··· EXTRACTED DATA ···
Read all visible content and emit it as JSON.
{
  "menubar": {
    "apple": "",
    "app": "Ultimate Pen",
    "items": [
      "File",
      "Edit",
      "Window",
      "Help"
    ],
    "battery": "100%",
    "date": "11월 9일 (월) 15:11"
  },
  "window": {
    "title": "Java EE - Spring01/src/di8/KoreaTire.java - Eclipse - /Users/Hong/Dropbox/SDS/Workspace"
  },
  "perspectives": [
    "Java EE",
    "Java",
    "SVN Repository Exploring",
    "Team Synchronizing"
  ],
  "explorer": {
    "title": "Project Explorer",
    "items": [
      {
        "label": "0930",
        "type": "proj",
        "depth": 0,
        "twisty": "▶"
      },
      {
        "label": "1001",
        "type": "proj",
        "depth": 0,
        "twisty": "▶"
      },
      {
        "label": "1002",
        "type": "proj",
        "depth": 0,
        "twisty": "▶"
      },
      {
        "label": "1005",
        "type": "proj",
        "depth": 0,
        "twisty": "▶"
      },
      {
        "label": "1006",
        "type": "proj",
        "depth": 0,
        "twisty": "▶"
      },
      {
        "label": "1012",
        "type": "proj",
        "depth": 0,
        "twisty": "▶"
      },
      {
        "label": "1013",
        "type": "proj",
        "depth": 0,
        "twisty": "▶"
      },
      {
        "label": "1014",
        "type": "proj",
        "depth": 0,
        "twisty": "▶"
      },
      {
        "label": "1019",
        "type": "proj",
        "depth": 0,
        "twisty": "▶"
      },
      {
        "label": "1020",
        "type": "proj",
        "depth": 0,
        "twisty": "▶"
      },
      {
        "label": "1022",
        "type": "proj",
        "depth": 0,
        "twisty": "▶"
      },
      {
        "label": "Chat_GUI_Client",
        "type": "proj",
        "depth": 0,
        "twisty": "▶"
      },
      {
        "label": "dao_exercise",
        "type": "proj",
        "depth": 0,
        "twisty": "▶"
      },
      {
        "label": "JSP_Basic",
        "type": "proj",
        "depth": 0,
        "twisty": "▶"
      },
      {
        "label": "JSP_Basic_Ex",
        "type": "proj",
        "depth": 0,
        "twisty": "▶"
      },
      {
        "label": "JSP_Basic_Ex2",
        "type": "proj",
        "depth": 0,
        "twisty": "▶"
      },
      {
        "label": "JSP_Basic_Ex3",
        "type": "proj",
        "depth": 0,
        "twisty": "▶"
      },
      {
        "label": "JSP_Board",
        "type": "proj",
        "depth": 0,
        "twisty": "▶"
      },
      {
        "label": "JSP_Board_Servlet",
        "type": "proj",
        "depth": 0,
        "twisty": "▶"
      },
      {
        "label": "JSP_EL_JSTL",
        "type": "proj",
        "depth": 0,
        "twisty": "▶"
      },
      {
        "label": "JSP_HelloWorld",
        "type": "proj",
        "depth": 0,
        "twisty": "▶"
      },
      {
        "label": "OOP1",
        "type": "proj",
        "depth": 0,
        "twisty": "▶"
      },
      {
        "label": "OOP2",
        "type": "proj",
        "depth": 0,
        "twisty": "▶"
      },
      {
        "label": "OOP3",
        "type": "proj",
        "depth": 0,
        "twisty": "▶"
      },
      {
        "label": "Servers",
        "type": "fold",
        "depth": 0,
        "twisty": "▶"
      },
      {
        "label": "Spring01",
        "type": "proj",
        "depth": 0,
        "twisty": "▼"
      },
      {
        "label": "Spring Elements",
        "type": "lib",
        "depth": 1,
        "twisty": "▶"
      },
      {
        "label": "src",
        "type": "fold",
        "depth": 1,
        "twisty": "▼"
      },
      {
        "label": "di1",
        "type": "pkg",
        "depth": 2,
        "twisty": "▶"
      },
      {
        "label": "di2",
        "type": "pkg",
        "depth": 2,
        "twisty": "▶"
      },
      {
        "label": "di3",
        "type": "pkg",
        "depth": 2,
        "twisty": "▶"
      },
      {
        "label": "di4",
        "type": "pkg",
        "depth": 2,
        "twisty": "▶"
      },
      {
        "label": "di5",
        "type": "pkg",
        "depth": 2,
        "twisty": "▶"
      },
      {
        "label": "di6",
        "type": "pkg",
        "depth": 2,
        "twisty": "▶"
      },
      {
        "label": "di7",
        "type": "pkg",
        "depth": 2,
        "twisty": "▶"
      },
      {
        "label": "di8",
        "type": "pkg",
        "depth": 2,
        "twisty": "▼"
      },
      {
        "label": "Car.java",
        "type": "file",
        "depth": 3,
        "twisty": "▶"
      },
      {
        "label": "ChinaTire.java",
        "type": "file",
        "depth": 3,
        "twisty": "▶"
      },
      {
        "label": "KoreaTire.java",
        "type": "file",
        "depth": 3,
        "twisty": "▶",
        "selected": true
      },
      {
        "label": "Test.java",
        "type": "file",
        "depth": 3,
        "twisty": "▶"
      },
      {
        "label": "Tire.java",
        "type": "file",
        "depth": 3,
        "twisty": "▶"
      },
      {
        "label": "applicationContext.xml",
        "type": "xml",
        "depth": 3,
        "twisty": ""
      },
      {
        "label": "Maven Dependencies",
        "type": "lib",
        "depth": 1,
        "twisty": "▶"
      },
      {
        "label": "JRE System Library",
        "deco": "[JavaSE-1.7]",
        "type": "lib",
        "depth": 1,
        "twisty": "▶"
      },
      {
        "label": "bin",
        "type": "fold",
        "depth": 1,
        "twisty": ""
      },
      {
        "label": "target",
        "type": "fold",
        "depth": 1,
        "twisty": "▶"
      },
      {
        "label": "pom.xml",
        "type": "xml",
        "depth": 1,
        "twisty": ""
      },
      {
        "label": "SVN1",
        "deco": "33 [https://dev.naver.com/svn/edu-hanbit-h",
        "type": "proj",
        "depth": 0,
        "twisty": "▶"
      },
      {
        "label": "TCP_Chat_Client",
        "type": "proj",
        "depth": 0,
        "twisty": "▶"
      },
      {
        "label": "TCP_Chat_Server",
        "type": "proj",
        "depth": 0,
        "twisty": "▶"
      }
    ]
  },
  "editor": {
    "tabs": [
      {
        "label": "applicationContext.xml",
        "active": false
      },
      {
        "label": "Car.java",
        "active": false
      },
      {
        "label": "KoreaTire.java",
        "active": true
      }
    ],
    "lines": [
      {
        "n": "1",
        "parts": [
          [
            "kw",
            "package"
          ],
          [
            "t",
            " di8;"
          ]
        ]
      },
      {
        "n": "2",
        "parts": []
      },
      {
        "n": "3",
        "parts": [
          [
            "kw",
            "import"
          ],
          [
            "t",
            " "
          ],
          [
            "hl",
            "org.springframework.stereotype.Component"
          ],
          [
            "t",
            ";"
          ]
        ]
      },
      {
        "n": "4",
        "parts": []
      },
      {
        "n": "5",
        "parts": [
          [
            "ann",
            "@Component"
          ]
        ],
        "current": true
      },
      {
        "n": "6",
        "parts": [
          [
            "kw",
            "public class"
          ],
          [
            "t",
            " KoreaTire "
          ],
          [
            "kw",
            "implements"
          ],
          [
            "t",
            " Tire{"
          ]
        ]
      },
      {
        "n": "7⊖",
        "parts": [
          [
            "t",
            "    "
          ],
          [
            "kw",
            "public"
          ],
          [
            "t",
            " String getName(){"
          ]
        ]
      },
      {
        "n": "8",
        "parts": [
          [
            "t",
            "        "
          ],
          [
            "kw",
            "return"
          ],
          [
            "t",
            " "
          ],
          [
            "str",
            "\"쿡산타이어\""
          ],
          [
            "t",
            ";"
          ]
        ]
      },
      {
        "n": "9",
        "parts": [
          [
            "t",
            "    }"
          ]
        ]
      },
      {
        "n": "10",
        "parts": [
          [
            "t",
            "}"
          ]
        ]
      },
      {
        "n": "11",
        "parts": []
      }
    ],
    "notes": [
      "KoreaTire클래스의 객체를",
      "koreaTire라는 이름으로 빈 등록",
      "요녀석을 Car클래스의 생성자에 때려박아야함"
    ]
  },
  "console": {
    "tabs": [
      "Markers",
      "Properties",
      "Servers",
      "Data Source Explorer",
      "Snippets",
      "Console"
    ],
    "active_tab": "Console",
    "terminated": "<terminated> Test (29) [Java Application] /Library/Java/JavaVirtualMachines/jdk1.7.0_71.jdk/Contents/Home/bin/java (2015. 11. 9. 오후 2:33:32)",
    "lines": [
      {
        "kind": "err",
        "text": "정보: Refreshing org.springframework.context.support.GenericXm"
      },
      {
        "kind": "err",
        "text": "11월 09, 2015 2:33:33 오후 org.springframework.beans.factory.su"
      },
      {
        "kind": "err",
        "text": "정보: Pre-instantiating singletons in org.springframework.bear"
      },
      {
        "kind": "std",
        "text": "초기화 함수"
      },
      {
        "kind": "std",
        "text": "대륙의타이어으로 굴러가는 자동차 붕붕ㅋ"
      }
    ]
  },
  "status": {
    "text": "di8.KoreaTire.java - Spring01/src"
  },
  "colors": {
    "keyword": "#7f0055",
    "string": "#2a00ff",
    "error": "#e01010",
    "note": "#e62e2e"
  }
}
···
> _TASK OBJECTIVE_
Find all the lines containing "true" in the material, then copy them.

> _RESULT_
        "selected": true
        "active": true
        "current": true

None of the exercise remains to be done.